### WRITTEN REQUEST
Collect every line of the records below that contains the word "الإفراج".

### INPUT MATERIAL
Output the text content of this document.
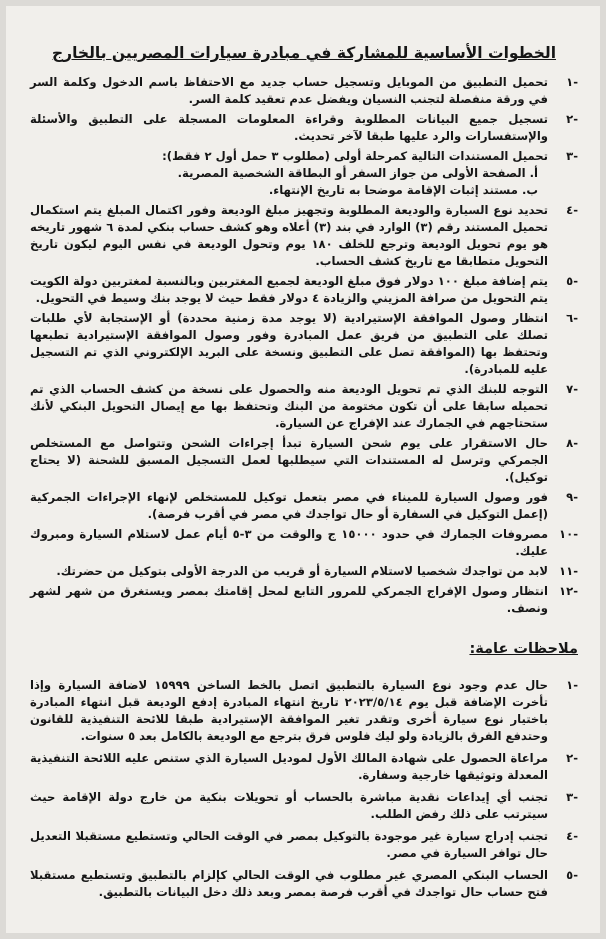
الخطوات الأساسية للمشاركة في مبادرة سيارات المصريين بالخارج
-١
تحميل التطبيق من الموبايل وتسجيل حساب جديد مع الاحتفاظ باسم الدخول وكلمة السر في ورقة منفصلة لتجنب النسيان ويفضل عدم تعقيد كلمة السر.
-٢
تسجيل جميع البيانات المطلوبة وقراءة المعلومات المسجلة على التطبيق والأسئلة والإستفسارات والرد عليها طبقا لآخر تحديث.
-٣
تحميل المستندات التالية كمرحلة أولى (مطلوب ٣ حمل أول ٢ فقط):
أ. الصفحة الأولى من جواز السفر أو البطاقة الشخصية المصرية.
ب. مستند إثبات الإقامة موضحا به تاريخ الإنتهاء.
-٤
تحديد نوع السيارة والوديعة المطلوبة وتجهيز مبلغ الوديعة وفور اكتمال المبلغ يتم استكمال تحميل المستند رقم (٣) الوارد في بند (٣) أعلاه وهو كشف حساب بنكي لمدة ٦ شهور تاريخه هو يوم تحويل الوديعة وترجع للخلف ١٨٠ يوم وتحول الوديعة في نفس اليوم ليكون تاريخ التحويل متطابقا مع تاريخ كشف الحساب.
-٥
يتم إضافة مبلغ ١٠٠ دولار فوق مبلغ الوديعة لجميع المغتربين وبالنسبة لمغتربين دولة الكويت يتم التحويل من صرافة المزيني والزيادة ٤ دولار فقط حيث لا يوجد بنك وسيط في التحويل.
-٦
انتظار وصول الموافقة الإستيرادية (لا يوجد مدة زمنية محددة) أو الإستجابة لأي طلبات تصلك على التطبيق من فريق عمل المبادرة وفور وصول الموافقة الإستيرادية تطبعها وتحتفظ بها (الموافقة تصل على التطبيق ونسخة على البريد الإلكتروني الذي تم التسجيل عليه للمبادرة).
-٧
التوجه للبنك الذي تم تحويل الوديعة منه والحصول على نسخة من كشف الحساب الذي تم تحميله سابقا على أن تكون مختومة من البنك وتحتفظ بها مع إيصال التحويل البنكي لأنك ستحتاجهم في الجمارك عند الإفراج عن السيارة.
-٨
حال الاستقرار على يوم شحن السيارة تبدأ إجراءات الشحن وتتواصل مع المستخلص الجمركي وترسل له المستندات التي سيطلبها لعمل التسجيل المسبق للشحنة (لا يحتاج توكيل).
-٩
فور وصول السيارة للميناء في مصر بتعمل توكيل للمستخلص لإنهاء الإجراءات الجمركية (إعمل التوكيل في السفارة أو حال تواجدك في مصر في أقرب فرصة).
-١٠
مصروفات الجمارك في حدود ١٥٠٠٠ ج والوقت من ٣-٥ أيام عمل لاستلام السيارة ومبروك عليك.
-١١
لابد من تواجدك شخصيا لاستلام السيارة أو قريب من الدرجة الأولى بتوكيل من حضرتك.
-١٢
انتظار وصول الإفراج الجمركي للمرور التابع لمحل إقامتك بمصر ويستغرق من شهر لشهر ونصف.
ملاحظات عامة:
-١
حال عدم وجود نوع السيارة بالتطبيق اتصل بالخط الساخن ١٥٩٩٩ لاضافة السيارة وإذا تأخرت الإضافة قبل يوم ٢٠٢٣/٥/١٤ تاريخ انتهاء المبادرة إدفع الوديعة قبل انتهاء المبادرة باختيار نوع سيارة أخرى وتقدر تغير الموافقة الإستيرادية طبقا للائحة التنفيذية للقانون وحتدفع الفرق بالزيادة ولو ليك فلوس فرق بترجع مع الوديعة بالكامل بعد ٥ سنوات.
-٢
مراعاة الحصول على شهادة المالك الأول لموديل السيارة الذي ستنص عليه اللائحة التنفيذية المعدلة وتوثيقها خارجية وسفارة.
-٣
تجنب أي إيداعات نقدية مباشرة بالحساب أو تحويلات بنكية من خارج دولة الإقامة حيث سيترتب على ذلك رفض الطلب.
-٤
تجنب إدراج سيارة غير موجودة بالتوكيل بمصر في الوقت الحالي وتستطيع مستقبلا التعديل حال توافر السيارة في مصر.
-٥
الحساب البنكي المصري غير مطلوب في الوقت الحالي كإلزام بالتطبيق وتستطيع مستقبلا فتح حساب حال تواجدك في أقرب فرصة بمصر وبعد ذلك دخل البيانات بالتطبيق.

### TASK SOLUTION
التوجه للبنك الذي تم تحويل الوديعة منه والحصول على نسخة من كشف الحساب الذي تم تحميله سابقا على أن تكون مختومة من البنك وتحتفظ بها مع إيصال التحويل البنكي لأنك ستحتاجهم في الجمارك عند الإفراج عن السيارة.
انتظار وصول الإفراج الجمركي للمرور التابع لمحل إقامتك بمصر ويستغرق من شهر لشهر ونصف.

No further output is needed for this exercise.